- WORK TO BE COMPLETED
Search the data below for the word "screenshot" and copy each line that holds it.

Data entries for graphics:
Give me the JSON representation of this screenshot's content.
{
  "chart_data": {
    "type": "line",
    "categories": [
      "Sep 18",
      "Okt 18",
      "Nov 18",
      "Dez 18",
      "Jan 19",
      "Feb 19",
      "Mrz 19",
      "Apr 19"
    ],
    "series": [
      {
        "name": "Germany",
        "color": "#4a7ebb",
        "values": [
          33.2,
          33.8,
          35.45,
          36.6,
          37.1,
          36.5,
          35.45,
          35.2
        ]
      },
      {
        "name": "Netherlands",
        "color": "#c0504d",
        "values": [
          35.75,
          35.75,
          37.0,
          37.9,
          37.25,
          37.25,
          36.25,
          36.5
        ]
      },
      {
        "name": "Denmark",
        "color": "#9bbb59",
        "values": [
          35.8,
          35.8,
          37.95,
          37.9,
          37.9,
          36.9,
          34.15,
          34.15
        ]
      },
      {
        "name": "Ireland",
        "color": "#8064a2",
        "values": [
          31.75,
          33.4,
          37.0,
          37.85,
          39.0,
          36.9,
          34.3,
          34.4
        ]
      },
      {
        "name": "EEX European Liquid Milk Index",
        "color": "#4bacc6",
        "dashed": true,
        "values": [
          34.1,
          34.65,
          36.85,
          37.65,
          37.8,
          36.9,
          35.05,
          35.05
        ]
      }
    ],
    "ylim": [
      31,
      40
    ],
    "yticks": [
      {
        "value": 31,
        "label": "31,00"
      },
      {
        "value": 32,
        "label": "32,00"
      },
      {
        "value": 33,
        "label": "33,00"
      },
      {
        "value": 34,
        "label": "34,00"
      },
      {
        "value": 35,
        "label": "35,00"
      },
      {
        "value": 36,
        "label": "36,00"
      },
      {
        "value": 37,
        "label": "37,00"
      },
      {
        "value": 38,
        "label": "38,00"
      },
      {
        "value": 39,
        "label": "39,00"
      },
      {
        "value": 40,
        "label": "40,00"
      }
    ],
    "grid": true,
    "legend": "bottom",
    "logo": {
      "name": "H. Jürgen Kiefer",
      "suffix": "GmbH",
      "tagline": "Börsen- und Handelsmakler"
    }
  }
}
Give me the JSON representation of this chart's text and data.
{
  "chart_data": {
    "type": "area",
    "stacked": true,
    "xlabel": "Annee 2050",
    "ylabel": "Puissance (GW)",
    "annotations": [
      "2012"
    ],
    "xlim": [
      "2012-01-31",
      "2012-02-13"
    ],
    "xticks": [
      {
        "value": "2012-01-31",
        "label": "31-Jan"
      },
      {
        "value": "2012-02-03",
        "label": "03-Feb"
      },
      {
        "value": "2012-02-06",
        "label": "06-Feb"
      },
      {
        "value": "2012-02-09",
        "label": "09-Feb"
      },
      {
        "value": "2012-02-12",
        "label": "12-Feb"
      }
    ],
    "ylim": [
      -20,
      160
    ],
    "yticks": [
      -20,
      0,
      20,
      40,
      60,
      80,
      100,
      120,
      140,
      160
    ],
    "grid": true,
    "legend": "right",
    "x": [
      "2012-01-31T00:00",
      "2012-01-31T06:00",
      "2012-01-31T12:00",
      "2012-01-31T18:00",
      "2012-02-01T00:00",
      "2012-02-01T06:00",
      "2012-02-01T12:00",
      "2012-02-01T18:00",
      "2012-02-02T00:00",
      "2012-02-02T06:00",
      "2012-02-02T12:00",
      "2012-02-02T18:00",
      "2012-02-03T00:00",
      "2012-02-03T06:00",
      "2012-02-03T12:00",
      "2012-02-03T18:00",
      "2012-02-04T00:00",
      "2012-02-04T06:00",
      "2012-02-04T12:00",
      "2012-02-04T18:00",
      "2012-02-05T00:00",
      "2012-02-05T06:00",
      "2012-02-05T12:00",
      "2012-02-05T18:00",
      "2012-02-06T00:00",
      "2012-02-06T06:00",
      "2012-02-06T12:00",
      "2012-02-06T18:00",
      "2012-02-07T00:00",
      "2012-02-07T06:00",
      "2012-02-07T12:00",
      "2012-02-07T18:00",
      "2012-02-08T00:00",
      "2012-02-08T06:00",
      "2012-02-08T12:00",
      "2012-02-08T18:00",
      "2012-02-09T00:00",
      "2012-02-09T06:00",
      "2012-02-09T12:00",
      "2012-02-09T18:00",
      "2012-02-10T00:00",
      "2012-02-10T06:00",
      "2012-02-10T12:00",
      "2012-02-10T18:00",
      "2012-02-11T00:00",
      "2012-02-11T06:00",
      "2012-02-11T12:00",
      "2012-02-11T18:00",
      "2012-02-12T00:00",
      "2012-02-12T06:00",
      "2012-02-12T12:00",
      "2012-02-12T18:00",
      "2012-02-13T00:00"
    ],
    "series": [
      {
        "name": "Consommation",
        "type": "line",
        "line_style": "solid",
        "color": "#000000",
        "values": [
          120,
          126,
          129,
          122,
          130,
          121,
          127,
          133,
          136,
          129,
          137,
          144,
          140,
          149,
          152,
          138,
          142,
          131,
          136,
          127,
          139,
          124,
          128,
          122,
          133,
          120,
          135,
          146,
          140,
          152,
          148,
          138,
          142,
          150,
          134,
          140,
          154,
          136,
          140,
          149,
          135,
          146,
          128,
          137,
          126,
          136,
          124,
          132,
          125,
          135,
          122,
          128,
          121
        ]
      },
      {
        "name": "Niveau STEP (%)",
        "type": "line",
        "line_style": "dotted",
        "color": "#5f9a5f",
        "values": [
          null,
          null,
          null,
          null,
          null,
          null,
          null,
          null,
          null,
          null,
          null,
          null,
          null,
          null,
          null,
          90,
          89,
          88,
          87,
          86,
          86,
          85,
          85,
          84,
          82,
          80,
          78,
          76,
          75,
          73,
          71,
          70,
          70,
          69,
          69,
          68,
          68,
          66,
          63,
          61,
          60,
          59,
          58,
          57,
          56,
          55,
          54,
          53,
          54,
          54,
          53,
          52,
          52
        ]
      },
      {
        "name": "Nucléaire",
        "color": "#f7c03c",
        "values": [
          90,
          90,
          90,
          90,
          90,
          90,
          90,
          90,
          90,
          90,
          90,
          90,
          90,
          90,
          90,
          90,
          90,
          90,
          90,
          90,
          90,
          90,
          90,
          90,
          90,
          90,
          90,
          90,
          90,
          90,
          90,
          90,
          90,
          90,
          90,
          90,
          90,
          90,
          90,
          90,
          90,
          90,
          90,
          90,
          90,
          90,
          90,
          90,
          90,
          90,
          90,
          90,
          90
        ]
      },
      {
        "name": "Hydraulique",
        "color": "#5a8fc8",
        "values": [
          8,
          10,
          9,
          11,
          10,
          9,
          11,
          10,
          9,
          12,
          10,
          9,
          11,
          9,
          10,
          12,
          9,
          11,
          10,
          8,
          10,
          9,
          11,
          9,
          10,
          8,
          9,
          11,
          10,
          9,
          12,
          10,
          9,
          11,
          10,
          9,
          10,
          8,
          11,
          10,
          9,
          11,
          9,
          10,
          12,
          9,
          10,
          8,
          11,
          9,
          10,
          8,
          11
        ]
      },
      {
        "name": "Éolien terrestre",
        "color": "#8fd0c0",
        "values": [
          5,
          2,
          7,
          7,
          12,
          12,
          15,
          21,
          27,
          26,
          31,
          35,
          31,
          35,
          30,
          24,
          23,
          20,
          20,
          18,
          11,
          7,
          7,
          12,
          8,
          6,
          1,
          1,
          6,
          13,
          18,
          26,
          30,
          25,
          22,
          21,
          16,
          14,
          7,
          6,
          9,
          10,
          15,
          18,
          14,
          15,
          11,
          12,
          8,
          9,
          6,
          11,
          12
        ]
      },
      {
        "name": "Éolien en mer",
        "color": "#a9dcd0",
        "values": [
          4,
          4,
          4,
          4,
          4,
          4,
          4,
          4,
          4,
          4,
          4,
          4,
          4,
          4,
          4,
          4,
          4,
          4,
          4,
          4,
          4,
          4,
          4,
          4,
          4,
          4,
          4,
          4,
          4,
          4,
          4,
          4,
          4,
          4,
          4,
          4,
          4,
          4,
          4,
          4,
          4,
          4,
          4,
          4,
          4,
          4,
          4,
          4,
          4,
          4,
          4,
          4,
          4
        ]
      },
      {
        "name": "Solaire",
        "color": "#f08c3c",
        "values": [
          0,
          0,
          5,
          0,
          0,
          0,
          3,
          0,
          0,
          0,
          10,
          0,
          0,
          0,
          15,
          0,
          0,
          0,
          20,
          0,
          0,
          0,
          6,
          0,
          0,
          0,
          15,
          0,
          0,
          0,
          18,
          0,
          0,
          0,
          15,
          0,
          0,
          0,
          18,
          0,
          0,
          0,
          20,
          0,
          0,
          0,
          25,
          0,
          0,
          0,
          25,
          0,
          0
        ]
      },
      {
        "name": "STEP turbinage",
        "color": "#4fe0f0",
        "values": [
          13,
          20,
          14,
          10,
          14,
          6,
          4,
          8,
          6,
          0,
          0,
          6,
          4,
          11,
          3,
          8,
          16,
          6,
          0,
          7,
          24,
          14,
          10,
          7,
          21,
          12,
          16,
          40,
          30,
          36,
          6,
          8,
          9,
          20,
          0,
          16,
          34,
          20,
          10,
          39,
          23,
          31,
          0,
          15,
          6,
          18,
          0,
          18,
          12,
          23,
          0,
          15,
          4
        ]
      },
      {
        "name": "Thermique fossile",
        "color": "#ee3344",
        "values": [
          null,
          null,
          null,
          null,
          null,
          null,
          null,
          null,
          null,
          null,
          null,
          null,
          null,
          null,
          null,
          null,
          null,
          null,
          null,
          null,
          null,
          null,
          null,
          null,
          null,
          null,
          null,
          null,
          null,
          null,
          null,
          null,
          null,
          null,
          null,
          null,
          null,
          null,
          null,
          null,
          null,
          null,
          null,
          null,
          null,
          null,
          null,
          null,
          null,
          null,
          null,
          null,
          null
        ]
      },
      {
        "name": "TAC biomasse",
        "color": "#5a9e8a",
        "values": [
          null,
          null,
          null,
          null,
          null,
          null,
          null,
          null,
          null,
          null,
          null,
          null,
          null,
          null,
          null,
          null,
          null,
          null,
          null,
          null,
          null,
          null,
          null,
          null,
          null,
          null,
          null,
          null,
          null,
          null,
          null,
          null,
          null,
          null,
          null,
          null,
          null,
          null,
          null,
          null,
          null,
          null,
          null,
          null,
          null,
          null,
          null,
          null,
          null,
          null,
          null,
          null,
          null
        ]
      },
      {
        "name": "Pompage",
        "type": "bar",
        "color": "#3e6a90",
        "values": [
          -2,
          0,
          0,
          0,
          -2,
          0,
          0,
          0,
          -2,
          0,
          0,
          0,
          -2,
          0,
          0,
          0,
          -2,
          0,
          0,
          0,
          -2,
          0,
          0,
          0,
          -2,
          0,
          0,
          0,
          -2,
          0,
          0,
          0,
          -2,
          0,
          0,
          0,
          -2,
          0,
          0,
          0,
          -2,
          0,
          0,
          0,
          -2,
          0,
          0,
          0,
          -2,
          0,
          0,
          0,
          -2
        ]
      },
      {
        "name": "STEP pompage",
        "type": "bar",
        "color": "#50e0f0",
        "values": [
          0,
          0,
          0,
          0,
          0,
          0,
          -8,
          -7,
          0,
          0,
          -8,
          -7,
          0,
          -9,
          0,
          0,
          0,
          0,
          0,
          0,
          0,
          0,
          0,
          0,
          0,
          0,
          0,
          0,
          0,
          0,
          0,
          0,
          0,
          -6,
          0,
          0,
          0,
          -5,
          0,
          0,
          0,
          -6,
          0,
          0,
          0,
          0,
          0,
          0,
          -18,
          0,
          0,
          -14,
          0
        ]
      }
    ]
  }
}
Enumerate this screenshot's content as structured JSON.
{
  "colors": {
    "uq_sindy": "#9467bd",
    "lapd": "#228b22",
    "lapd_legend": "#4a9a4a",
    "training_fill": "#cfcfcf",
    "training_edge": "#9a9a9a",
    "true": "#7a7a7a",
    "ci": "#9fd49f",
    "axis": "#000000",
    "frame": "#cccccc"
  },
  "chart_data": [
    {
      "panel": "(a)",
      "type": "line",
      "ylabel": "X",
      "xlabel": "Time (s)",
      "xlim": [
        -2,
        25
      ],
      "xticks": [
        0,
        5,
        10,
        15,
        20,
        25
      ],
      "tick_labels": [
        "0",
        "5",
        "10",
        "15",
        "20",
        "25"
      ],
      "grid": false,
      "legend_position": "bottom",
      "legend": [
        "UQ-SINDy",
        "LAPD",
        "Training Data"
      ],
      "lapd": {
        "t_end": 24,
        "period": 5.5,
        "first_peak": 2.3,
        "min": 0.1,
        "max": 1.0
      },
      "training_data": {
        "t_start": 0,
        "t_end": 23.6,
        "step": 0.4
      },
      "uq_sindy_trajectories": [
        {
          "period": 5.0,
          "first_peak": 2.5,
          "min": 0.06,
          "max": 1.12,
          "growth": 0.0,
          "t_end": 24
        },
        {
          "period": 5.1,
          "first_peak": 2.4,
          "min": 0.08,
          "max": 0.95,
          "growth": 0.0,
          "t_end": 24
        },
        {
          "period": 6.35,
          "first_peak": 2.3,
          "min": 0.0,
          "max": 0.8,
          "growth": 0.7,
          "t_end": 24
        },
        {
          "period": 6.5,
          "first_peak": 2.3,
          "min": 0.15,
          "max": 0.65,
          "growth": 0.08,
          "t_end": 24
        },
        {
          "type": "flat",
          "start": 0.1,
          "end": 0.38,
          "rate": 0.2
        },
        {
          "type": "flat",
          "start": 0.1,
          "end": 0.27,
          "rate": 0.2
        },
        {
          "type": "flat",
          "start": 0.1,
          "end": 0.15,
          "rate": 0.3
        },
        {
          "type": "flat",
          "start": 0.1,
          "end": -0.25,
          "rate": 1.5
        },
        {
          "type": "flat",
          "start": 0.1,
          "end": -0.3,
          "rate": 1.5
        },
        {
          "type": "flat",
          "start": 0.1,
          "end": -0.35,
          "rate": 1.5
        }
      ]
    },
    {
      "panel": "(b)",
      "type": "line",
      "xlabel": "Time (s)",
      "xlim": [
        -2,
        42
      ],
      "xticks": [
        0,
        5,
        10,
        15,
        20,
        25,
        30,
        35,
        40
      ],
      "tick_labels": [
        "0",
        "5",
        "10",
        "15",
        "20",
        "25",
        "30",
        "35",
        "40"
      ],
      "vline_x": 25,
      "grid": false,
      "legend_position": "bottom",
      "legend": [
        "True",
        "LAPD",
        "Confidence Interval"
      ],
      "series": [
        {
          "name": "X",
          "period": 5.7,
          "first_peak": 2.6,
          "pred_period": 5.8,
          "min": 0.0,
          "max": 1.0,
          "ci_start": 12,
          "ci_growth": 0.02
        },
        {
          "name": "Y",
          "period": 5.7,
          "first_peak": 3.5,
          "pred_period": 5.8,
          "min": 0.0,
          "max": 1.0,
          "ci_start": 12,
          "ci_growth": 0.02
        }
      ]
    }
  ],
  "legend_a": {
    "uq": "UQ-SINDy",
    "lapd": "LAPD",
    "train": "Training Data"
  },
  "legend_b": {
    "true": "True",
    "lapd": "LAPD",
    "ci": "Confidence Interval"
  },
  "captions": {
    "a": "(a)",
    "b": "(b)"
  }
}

- EXERCISE SOLUTION
Give me the JSON representation of this screenshot's content.
Enumerate this screenshot's content as structured JSON.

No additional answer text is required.